#### What is asked
Exact reproduction is required for all entries.

#### Records supplied

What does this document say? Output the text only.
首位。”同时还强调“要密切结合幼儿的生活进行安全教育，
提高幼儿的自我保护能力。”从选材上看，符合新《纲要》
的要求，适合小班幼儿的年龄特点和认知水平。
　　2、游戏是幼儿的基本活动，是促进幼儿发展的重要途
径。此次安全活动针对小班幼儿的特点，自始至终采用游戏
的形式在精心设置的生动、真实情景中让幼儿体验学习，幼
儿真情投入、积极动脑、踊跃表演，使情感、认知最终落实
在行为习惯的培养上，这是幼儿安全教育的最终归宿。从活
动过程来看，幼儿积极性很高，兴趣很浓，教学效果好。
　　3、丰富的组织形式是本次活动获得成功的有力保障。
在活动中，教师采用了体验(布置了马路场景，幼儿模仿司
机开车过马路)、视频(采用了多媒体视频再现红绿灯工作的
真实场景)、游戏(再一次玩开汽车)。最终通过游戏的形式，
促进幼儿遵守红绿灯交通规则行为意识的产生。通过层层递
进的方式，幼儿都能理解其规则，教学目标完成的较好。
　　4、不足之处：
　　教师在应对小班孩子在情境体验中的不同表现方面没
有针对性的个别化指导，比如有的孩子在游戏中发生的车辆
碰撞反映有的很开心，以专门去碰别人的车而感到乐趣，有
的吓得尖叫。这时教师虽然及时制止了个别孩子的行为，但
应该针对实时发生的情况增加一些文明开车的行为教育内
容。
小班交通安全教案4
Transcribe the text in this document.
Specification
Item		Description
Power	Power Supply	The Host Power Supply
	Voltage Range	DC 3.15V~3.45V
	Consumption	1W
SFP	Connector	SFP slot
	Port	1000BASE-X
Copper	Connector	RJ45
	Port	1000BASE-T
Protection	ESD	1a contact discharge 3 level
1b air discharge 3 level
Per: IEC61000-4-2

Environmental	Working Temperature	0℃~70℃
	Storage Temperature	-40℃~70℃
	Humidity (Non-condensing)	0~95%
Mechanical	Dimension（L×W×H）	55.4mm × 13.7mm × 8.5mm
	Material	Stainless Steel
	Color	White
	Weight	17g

#### Exercise output
What does this document say? Output the text only.
首位。”同时还强调“要密切结合幼儿的生活进行安全教育，
提高幼儿的自我保护能力。”从选材上看，符合新《纲要》
的要求，适合小班幼儿的年龄特点和认知水平。
　　2、游戏是幼儿的基本活动，是促进幼儿发展的重要途
径。此次安全活动针对小班幼儿的特点，自始至终采用游戏
的形式在精心设置的生动、真实情景中让幼儿体验学习，幼
儿真情投入、积极动脑、踊跃表演，使情感、认知最终落实
在行为习惯的培养上，这是幼儿安全教育的最终归宿。从活
动过程来看，幼儿积极性很高，兴趣很浓，教学效果好。
　　3、丰富的组织形式是本次活动获得成功的有力保障。
在活动中，教师采用了体验(布置了马路场景，幼儿模仿司
机开车过马路)、视频(采用了多媒体视频再现红绿灯工作的
真实场景)、游戏(再一次玩开汽车)。最终通过游戏的形式，
促进幼儿遵守红绿灯交通规则行为意识的产生。通过层层递
进的方式，幼儿都能理解其规则，教学目标完成的较好。
　　4、不足之处：
　　教师在应对小班孩子在情境体验中的不同表现方面没
有针对性的个别化指导，比如有的孩子在游戏中发生的车辆
碰撞反映有的很开心，以专门去碰别人的车而感到乐趣，有
的吓得尖叫。这时教师虽然及时制止了个别孩子的行为，但
应该针对实时发生的情况增加一些文明开车的行为教育内
容。
小班交通安全教案4
Transcribe the text in this document.
Specification
Item		Description
Power	Power Supply	The Host Power Supply
	Voltage Range	DC 3.15V~3.45V
	Consumption	1W
SFP	Connector	SFP slot
	Port	1000BASE-X
Copper	Connector	RJ45
	Port	1000BASE-T
Protection	ESD	1a contact discharge 3 level
1b air discharge 3 level
Per: IEC61000-4-2

Environmental	Working Temperature	0℃~70℃
	Storage Temperature	-40℃~70℃
	Humidity (Non-condensing)	0~95%
Mechanical	Dimension（L×W×H）	55.4mm × 13.7mm × 8.5mm
	Material	Stainless Steel
	Color	White
	Weight	17g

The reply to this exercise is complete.